## Challenge
Give the data again exactly as written, skipping any pictures.

## Stored records
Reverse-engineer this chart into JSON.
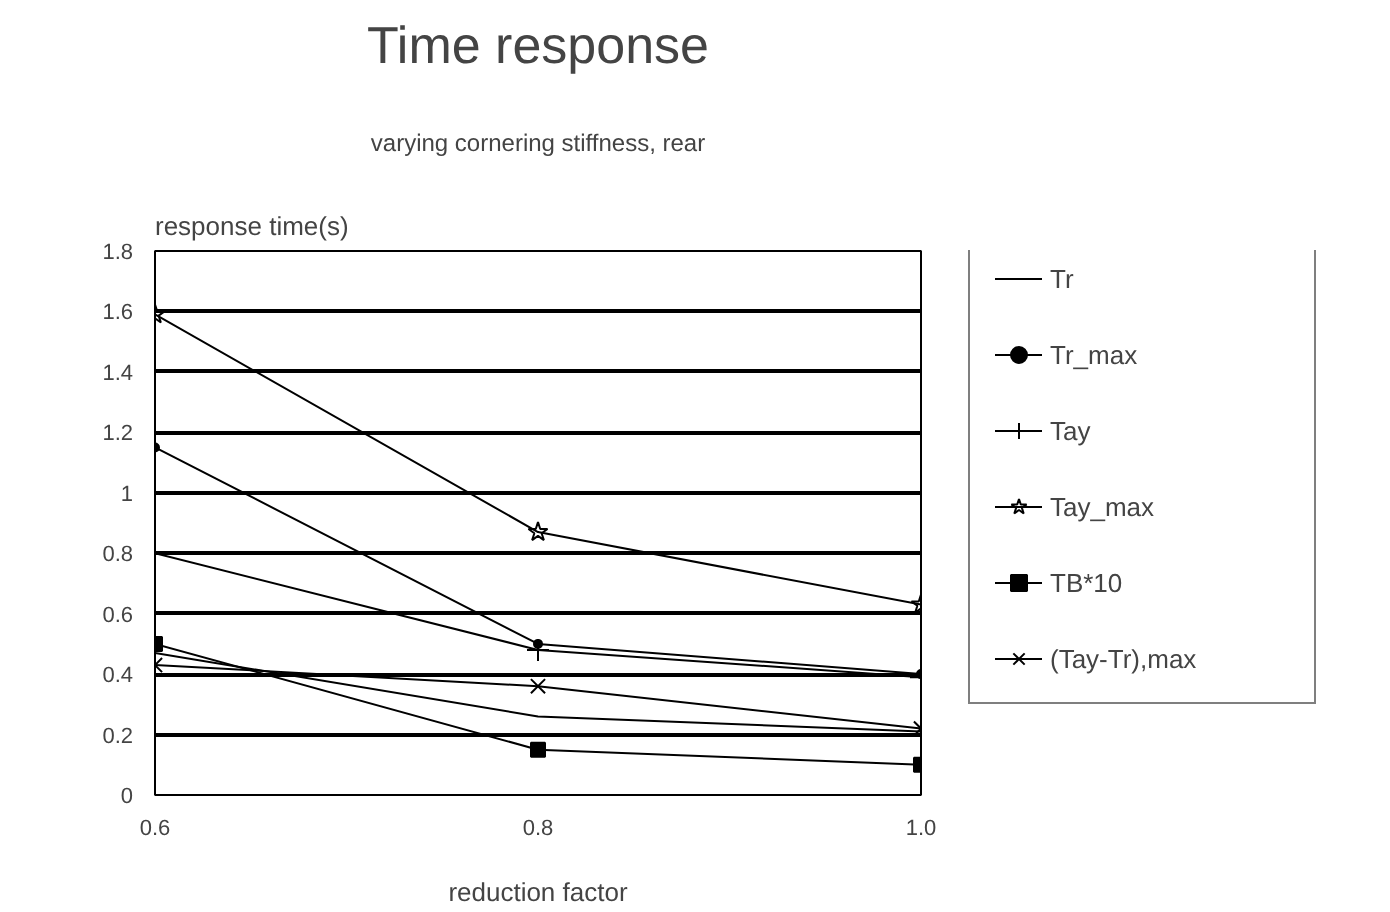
{
  "chart_data": {
    "type": "line",
    "title": "Time response",
    "subtitle": "varying cornering stiffness, rear",
    "xlabel": "reduction factor",
    "ylabel": "response time(s)",
    "x": [
      0.6,
      0.8,
      1.0
    ],
    "xlim": [
      0.6,
      1.0
    ],
    "xticks": [
      0.6,
      0.8,
      {
        "value": 1.0,
        "label": "1.0"
      }
    ],
    "ylim": [
      0,
      1.8
    ],
    "yticks": [
      0,
      0.2,
      0.4,
      0.6,
      0.8,
      1,
      1.2,
      1.4,
      1.6,
      1.8
    ],
    "grid": "y",
    "legend": "right",
    "series": [
      {
        "name": "Tr",
        "color": "#000000",
        "marker": "none",
        "values": [
          0.47,
          0.26,
          0.21
        ]
      },
      {
        "name": "Tr_max",
        "color": "#000000",
        "marker": "circle",
        "values": [
          1.15,
          0.5,
          0.4
        ]
      },
      {
        "name": "Tay",
        "color": "#000000",
        "marker": "cross",
        "values": [
          0.8,
          0.48,
          0.39
        ]
      },
      {
        "name": "Tay_max",
        "color": "#000000",
        "marker": "star",
        "values": [
          1.59,
          0.87,
          0.63
        ]
      },
      {
        "name": "TB*10",
        "color": "#000000",
        "marker": "square",
        "values": [
          0.5,
          0.15,
          0.1
        ]
      },
      {
        "name": "(Tay-Tr),max",
        "color": "#000000",
        "marker": "x",
        "values": [
          0.43,
          0.36,
          0.22
        ]
      }
    ]
  }
}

## Exercise answer
Reverse-engineer this chart into JSON.
{
  "chart_data": {
    "type": "line",
    "title": "Time response",
    "subtitle": "varying cornering stiffness, rear",
    "xlabel": "reduction factor",
    "ylabel": "response time(s)",
    "x": [
      0.6,
      0.8,
      1.0
    ],
    "xlim": [
      0.6,
      1.0
    ],
    "xticks": [
      0.6,
      0.8,
      {
        "value": 1.0,
        "label": "1.0"
      }
    ],
    "ylim": [
      0,
      1.8
    ],
    "yticks": [
      0,
      0.2,
      0.4,
      0.6,
      0.8,
      1,
      1.2,
      1.4,
      1.6,
      1.8
    ],
    "grid": "y",
    "legend": "right",
    "series": [
      {
        "name": "Tr",
        "color": "#000000",
        "marker": "none",
        "values": [
          0.47,
          0.26,
          0.21
        ]
      },
      {
        "name": "Tr_max",
        "color": "#000000",
        "marker": "circle",
        "values": [
          1.15,
          0.5,
          0.4
        ]
      },
      {
        "name": "Tay",
        "color": "#000000",
        "marker": "cross",
        "values": [
          0.8,
          0.48,
          0.39
        ]
      },
      {
        "name": "Tay_max",
        "color": "#000000",
        "marker": "star",
        "values": [
          1.59,
          0.87,
          0.63
        ]
      },
      {
        "name": "TB*10",
        "color": "#000000",
        "marker": "square",
        "values": [
          0.5,
          0.15,
          0.1
        ]
      },
      {
        "name": "(Tay-Tr),max",
        "color": "#000000",
        "marker": "x",
        "values": [
          0.43,
          0.36,
          0.22
        ]
      }
    ]
  }
}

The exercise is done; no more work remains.